» **What you should do**
Show every line in the entries below where the word "values" appears.

» **Data records**
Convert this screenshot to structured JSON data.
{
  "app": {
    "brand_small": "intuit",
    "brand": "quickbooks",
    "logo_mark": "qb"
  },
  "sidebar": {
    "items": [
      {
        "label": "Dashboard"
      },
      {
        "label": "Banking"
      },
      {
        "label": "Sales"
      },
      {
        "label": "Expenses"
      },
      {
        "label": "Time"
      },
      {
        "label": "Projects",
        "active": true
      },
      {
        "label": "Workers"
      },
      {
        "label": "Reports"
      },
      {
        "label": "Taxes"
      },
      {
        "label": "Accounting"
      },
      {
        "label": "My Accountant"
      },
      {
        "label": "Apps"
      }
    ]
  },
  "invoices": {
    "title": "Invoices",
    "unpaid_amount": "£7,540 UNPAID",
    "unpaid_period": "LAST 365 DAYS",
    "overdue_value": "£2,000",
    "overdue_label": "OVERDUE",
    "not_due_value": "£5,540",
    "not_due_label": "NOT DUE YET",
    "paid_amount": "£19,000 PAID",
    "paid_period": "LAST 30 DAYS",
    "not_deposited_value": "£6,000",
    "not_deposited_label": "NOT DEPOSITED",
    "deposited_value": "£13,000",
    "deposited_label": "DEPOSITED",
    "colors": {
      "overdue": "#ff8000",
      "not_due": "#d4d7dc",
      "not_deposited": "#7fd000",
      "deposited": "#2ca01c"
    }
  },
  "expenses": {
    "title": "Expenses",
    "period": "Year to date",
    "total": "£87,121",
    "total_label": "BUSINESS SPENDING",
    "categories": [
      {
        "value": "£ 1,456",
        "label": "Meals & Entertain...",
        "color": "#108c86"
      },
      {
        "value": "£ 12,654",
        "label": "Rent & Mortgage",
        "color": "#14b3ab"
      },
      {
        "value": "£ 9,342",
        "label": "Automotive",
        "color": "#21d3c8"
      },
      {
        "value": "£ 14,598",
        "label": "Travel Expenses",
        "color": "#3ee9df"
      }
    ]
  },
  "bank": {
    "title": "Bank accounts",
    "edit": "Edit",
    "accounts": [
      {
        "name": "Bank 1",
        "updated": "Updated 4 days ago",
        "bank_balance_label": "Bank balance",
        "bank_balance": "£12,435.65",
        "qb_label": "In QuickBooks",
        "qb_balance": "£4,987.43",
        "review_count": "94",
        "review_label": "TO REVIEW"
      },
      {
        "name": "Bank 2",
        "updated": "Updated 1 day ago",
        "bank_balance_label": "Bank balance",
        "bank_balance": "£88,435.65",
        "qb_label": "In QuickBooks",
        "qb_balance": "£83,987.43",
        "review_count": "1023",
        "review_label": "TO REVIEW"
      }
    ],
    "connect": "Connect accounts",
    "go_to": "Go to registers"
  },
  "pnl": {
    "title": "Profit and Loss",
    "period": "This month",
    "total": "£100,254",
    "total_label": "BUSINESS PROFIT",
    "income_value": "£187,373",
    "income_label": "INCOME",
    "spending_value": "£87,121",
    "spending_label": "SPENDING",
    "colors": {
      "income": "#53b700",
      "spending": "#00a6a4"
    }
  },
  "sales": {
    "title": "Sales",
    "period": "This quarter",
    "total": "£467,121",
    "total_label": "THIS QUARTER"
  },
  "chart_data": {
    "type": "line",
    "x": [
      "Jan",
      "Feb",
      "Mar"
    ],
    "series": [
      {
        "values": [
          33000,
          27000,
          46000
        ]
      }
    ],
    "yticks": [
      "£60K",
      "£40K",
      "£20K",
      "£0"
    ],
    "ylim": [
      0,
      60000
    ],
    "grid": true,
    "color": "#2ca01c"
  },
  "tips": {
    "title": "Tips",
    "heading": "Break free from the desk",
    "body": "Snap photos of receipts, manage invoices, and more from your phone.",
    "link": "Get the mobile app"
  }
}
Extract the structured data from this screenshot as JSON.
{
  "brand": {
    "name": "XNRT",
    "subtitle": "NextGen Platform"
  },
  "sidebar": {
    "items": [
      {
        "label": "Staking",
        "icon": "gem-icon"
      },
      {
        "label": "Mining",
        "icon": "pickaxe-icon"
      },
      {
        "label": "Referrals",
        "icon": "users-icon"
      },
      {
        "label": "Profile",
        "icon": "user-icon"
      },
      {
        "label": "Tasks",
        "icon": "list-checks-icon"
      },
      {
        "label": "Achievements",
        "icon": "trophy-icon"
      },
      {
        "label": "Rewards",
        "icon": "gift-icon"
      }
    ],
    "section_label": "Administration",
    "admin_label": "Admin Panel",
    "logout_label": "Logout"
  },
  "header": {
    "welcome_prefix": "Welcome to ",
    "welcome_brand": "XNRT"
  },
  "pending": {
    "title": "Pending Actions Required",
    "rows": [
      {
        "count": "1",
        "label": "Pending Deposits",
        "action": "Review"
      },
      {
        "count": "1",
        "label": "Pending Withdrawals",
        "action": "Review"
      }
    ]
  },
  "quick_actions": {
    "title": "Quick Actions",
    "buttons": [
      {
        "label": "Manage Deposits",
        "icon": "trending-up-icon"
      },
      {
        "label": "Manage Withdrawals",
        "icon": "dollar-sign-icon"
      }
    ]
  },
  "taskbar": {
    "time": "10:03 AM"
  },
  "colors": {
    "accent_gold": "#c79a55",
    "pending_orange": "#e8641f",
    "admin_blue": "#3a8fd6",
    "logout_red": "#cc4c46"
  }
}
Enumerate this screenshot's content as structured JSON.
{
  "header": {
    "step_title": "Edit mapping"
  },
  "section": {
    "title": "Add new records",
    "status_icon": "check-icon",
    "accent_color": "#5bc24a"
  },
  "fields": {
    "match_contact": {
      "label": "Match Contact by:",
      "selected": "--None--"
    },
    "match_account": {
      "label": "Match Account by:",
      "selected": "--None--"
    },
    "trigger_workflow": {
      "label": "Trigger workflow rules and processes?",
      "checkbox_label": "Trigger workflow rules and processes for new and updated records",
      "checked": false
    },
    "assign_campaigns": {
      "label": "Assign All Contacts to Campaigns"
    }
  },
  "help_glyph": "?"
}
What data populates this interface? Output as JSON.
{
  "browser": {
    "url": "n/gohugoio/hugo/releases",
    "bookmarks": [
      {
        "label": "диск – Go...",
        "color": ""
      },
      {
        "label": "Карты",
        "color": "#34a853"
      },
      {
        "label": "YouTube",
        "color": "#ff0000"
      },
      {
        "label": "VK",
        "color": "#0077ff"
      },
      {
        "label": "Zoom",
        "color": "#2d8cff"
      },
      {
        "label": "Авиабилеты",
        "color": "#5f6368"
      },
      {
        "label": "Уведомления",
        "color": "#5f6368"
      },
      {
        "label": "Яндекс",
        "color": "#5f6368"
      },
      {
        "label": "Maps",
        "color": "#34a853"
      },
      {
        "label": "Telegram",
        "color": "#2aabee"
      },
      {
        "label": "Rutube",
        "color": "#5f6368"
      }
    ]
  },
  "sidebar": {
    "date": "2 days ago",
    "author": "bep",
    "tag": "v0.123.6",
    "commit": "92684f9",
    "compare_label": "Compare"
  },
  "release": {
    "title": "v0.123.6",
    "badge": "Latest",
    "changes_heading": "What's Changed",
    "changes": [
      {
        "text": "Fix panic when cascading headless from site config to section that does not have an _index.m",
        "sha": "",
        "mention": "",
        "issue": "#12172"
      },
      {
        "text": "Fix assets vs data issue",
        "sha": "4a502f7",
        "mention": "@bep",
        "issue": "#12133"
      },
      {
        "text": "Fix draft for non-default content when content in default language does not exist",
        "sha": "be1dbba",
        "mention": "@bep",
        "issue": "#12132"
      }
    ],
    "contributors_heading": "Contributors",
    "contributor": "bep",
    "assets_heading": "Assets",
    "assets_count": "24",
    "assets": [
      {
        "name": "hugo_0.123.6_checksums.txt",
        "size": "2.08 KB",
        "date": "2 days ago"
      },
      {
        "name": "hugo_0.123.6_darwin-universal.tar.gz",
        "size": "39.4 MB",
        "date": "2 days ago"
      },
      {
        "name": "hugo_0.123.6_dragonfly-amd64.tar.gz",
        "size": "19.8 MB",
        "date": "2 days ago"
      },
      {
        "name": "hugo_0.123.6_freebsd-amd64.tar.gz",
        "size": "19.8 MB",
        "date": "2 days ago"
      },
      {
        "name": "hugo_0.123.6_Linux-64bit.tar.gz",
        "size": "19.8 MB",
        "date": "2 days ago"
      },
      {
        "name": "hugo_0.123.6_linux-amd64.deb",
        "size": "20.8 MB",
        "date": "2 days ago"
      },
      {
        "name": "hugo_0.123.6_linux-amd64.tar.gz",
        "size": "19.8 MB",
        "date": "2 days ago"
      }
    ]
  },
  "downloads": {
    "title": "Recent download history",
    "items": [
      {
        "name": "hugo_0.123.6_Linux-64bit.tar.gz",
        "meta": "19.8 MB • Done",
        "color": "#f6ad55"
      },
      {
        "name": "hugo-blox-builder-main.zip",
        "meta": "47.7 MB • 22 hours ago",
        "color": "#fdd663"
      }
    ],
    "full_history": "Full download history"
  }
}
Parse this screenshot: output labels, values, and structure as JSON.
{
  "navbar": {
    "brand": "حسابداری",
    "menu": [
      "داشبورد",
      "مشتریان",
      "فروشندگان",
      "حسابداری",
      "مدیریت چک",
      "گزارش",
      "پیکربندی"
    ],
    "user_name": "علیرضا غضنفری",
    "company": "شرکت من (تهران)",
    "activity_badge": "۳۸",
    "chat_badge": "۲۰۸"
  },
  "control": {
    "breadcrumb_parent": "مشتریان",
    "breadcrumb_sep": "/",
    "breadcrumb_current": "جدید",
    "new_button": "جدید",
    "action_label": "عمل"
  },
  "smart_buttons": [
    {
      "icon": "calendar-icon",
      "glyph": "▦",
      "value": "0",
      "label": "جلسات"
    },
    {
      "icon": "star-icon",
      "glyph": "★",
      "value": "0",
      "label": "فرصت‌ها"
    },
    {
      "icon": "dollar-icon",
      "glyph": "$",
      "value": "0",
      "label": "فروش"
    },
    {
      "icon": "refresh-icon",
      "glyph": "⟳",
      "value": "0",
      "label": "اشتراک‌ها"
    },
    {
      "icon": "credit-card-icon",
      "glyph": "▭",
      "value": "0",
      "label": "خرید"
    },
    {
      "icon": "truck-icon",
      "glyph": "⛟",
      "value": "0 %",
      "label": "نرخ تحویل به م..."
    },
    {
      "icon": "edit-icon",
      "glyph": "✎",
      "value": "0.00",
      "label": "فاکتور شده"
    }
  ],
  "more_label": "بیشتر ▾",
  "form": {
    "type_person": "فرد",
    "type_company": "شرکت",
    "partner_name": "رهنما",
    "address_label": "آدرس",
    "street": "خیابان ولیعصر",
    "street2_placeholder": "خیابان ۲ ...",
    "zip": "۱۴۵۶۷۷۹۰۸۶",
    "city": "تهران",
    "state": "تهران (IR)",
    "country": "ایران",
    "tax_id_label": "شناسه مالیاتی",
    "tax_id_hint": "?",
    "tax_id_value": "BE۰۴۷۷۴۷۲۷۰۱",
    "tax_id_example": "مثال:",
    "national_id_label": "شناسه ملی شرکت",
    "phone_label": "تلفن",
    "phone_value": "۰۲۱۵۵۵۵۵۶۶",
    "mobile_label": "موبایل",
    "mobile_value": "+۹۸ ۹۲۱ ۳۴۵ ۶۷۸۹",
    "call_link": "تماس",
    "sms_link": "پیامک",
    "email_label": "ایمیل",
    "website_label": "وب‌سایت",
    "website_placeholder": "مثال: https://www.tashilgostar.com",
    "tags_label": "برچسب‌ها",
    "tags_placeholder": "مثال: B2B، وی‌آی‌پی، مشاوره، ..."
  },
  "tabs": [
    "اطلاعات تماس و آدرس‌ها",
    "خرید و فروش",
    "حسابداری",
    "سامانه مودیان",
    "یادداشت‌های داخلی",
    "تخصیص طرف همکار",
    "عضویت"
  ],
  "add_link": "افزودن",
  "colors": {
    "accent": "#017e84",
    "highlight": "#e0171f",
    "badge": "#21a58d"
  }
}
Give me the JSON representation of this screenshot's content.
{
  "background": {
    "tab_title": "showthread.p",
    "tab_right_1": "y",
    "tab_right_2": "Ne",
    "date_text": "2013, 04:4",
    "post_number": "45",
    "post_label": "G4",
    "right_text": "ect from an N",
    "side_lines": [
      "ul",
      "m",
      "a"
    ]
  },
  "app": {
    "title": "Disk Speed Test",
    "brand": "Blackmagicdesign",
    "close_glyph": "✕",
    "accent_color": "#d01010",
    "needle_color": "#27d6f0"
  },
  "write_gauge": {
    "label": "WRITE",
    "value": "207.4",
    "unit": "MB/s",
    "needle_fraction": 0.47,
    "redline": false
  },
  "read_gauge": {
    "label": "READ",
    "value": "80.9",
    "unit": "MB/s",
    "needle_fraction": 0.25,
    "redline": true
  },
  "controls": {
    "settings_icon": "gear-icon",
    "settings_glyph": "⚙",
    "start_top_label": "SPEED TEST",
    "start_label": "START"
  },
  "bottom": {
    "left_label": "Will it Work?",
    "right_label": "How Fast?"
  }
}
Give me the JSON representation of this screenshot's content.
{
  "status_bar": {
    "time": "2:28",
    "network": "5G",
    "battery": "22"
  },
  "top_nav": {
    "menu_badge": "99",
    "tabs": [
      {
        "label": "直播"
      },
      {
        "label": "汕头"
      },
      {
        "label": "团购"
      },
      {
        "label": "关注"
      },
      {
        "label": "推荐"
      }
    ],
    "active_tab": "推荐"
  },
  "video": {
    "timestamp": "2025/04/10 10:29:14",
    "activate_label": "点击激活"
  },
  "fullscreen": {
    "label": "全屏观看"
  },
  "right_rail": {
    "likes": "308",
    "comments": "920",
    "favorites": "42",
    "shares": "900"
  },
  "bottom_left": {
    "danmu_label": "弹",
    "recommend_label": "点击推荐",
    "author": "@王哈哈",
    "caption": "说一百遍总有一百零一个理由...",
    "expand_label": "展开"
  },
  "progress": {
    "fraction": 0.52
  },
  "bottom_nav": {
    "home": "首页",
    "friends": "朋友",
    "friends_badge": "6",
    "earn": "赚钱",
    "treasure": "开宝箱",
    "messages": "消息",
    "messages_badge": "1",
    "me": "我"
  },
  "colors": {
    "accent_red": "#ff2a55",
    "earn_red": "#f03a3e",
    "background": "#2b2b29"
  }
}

» **Final answer**
        "values": [
Parse this screenshot: output labels, values, and structure as JSON.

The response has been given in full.